Leaving the pictures aside, transcribe every line below exactly.

=-=-=

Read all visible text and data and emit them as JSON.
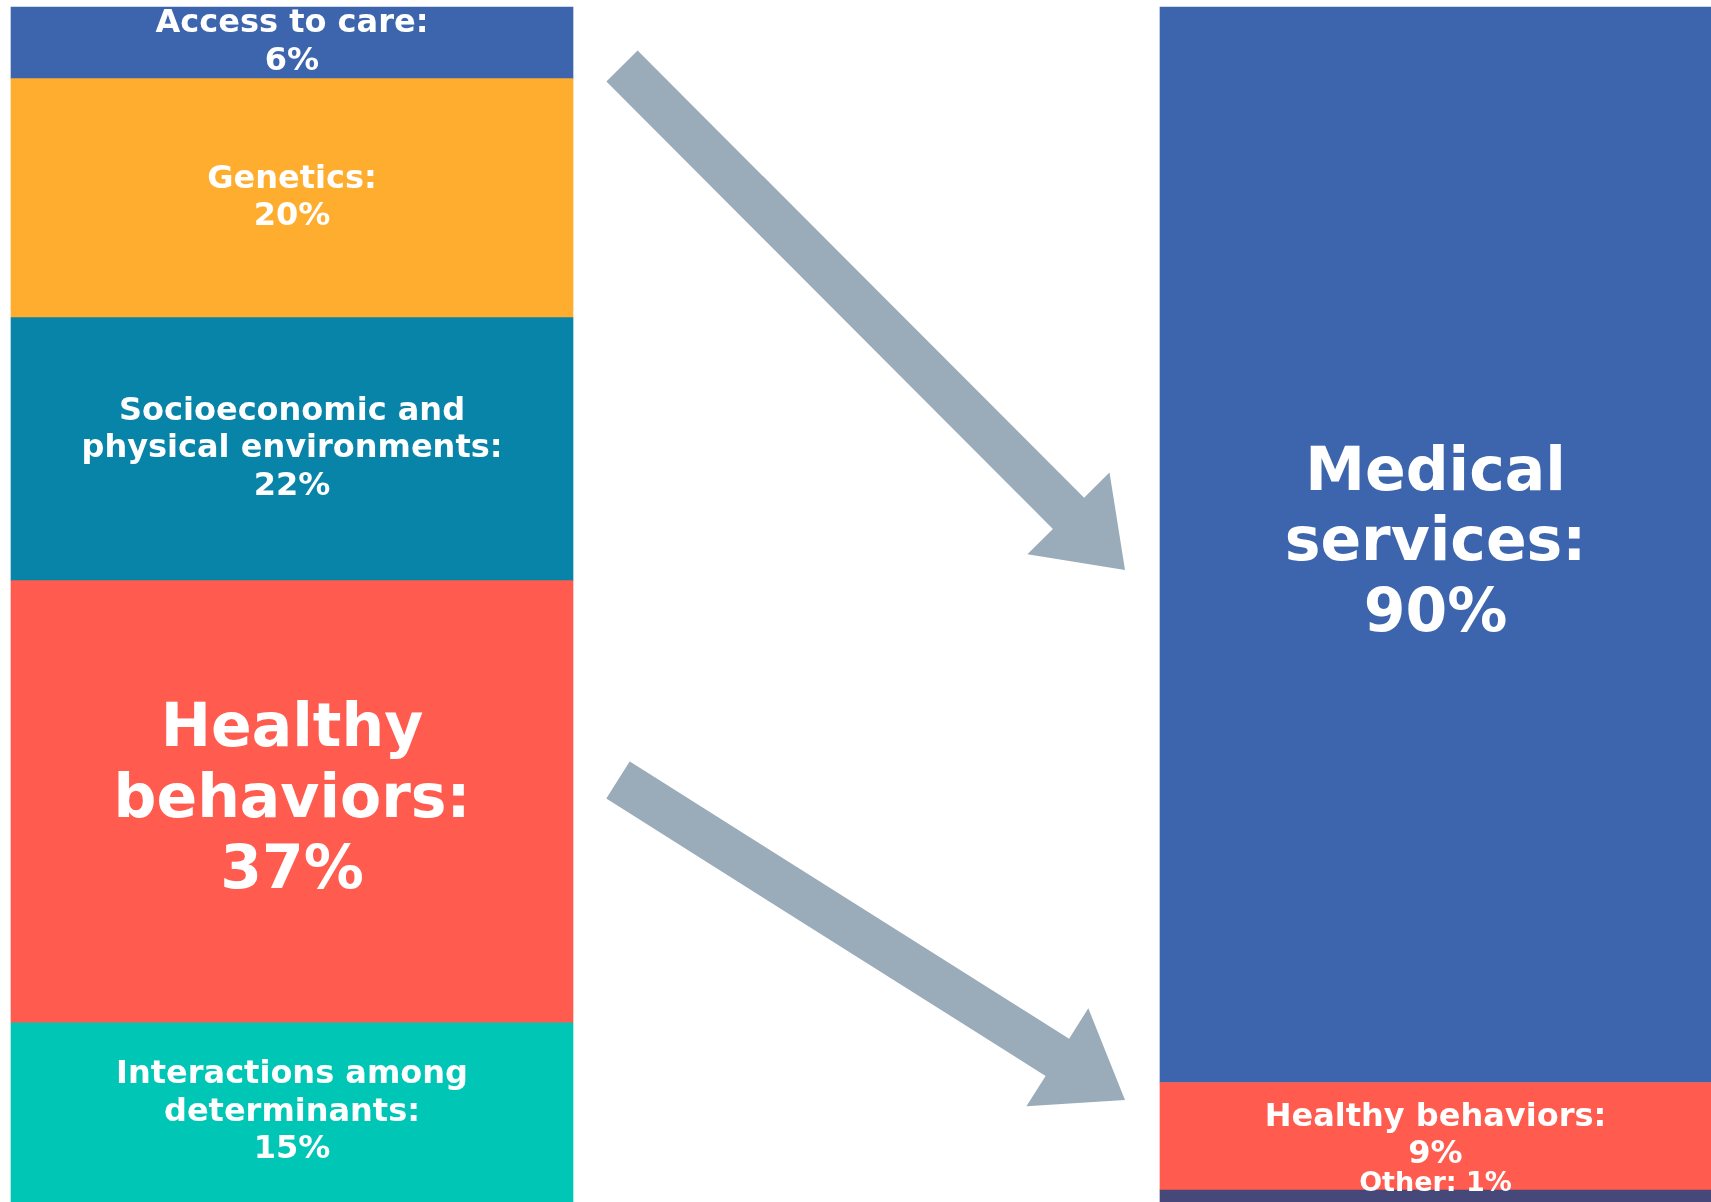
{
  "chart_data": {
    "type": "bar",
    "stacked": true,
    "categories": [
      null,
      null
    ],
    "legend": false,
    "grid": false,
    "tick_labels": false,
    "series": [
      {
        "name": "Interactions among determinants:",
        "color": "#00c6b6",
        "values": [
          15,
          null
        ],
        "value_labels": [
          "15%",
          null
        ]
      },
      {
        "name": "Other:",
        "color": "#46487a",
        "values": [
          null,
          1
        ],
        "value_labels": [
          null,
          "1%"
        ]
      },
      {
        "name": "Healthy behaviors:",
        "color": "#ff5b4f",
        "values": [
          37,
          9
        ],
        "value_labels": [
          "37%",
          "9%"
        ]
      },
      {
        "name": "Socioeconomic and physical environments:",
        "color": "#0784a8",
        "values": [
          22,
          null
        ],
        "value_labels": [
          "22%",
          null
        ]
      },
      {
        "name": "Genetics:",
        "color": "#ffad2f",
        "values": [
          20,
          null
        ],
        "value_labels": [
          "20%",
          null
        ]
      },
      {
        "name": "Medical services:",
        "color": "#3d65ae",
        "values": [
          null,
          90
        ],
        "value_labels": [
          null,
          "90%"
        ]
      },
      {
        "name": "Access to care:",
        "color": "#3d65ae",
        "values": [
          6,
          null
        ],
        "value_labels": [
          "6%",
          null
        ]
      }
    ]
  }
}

=-=-=

*Completed task:*
Read all visible text and data and emit them as JSON.
{
  "chart_data": {
    "type": "bar",
    "stacked": true,
    "categories": [
      null,
      null
    ],
    "legend": false,
    "grid": false,
    "tick_labels": false,
    "series": [
      {
        "name": "Interactions among determinants:",
        "color": "#00c6b6",
        "values": [
          15,
          null
        ],
        "value_labels": [
          "15%",
          null
        ]
      },
      {
        "name": "Other:",
        "color": "#46487a",
        "values": [
          null,
          1
        ],
        "value_labels": [
          null,
          "1%"
        ]
      },
      {
        "name": "Healthy behaviors:",
        "color": "#ff5b4f",
        "values": [
          37,
          9
        ],
        "value_labels": [
          "37%",
          "9%"
        ]
      },
      {
        "name": "Socioeconomic and physical environments:",
        "color": "#0784a8",
        "values": [
          22,
          null
        ],
        "value_labels": [
          "22%",
          null
        ]
      },
      {
        "name": "Genetics:",
        "color": "#ffad2f",
        "values": [
          20,
          null
        ],
        "value_labels": [
          "20%",
          null
        ]
      },
      {
        "name": "Medical services:",
        "color": "#3d65ae",
        "values": [
          null,
          90
        ],
        "value_labels": [
          null,
          "90%"
        ]
      },
      {
        "name": "Access to care:",
        "color": "#3d65ae",
        "values": [
          6,
          null
        ],
        "value_labels": [
          "6%",
          null
        ]
      }
    ]
  }
}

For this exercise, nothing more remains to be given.